> _Stored data_:
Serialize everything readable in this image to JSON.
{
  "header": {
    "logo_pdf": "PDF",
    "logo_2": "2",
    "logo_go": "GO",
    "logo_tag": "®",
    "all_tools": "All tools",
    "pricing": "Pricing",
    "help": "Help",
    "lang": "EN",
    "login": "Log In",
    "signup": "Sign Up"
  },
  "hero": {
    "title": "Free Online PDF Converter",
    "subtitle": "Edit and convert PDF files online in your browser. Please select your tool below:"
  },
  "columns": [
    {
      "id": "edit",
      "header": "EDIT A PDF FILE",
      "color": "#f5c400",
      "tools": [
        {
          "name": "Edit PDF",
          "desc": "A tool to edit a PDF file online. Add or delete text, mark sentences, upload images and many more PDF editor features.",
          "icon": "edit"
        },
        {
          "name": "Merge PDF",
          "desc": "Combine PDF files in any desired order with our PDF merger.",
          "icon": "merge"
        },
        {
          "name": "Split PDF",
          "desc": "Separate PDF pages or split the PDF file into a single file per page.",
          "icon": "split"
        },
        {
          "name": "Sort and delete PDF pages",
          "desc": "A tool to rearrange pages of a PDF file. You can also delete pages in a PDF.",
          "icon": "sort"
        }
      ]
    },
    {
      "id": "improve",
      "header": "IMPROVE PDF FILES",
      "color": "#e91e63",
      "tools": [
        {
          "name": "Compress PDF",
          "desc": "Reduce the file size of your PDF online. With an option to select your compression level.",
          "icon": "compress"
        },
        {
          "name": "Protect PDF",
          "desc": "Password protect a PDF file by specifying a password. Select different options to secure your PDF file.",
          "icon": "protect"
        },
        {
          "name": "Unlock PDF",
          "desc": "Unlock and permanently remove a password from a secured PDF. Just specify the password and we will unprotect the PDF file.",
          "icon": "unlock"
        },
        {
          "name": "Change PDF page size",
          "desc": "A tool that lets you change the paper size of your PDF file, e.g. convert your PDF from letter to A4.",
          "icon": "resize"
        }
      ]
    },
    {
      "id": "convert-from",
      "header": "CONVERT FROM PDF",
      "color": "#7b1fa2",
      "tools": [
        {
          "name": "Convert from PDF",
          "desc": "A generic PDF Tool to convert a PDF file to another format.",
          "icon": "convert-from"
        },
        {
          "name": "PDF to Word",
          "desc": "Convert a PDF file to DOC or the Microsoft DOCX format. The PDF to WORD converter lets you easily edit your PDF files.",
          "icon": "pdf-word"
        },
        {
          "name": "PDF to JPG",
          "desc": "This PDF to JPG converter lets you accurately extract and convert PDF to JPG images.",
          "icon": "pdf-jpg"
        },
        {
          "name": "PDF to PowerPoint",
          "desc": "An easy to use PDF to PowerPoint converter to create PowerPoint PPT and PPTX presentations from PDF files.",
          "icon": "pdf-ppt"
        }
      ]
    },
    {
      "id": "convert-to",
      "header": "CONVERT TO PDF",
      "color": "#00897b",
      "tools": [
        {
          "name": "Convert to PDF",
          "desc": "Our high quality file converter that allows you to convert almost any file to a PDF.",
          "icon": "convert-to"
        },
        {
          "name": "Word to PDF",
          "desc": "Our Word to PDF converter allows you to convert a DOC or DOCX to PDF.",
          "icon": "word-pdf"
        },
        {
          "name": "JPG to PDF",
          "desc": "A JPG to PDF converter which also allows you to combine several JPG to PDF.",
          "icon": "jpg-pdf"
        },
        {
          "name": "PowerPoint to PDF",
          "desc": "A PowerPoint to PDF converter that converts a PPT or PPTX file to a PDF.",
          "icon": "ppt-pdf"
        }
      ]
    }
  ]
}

> _Set exercise_:
Check every line of the data, and copy the ones that contain "lets".

> _Exercise output_:
          "desc": "A tool that lets you change the paper size of your PDF file, e.g. convert your PDF from letter to A4.",
          "desc": "Convert a PDF file to DOC or the Microsoft DOCX format. The PDF to WORD converter lets you easily edit your PDF files.",
          "desc": "This PDF to JPG converter lets you accurately extract and convert PDF to JPG images.",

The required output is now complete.